:: Short problem ::
Scan the material below for the string "coordinate", and copy every line where it shows up.

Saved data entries
#####
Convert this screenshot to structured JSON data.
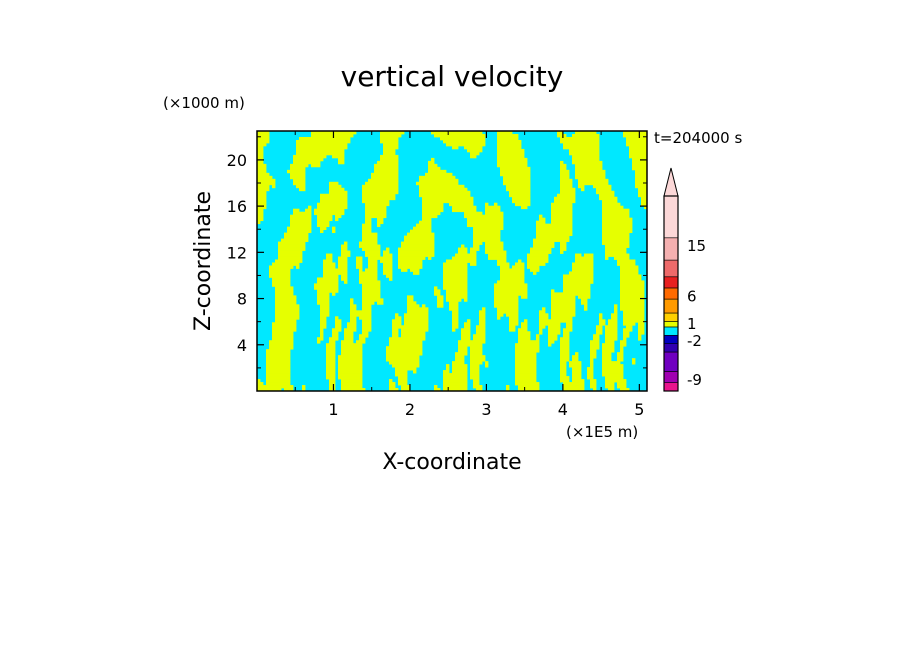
{
  "chart_data": {
    "type": "heatmap",
    "title": "vertical velocity",
    "xlabel": "X-coordinate",
    "ylabel": "Z-coordinate",
    "x_scale_label": "(×1E5 m)",
    "y_scale_label": "(×1000 m)",
    "time_label": "t=204000 s",
    "xlim": [
      0,
      5.1
    ],
    "ylim": [
      0,
      22.5
    ],
    "x_ticks": [
      "1",
      "2",
      "3",
      "4",
      "5"
    ],
    "y_ticks": [
      "4",
      "8",
      "12",
      "16",
      "20"
    ],
    "field_colors": {
      "positive": "#e6ff00",
      "negative": "#00e8ff",
      "background": "#00e8ff"
    },
    "colorbar": {
      "labels": [
        "15",
        "6",
        "1",
        "-2",
        "-9"
      ],
      "label_positions_value": [
        15,
        6,
        1,
        -2,
        -9
      ],
      "extend": "max",
      "colors": [
        "#e8148c",
        "#a000b0",
        "#7000c0",
        "#3000b0",
        "#0000c0",
        "#00e8ff",
        "#e6ff00",
        "#ffd000",
        "#ff9a00",
        "#ff6a00",
        "#e82020",
        "#ee6a6a",
        "#f4b0b0",
        "#fcd8d8"
      ]
    }
  }
}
#####
:: Result of the task ::
    "xlabel": "X-coordinate",
    "ylabel": "Z-coordinate",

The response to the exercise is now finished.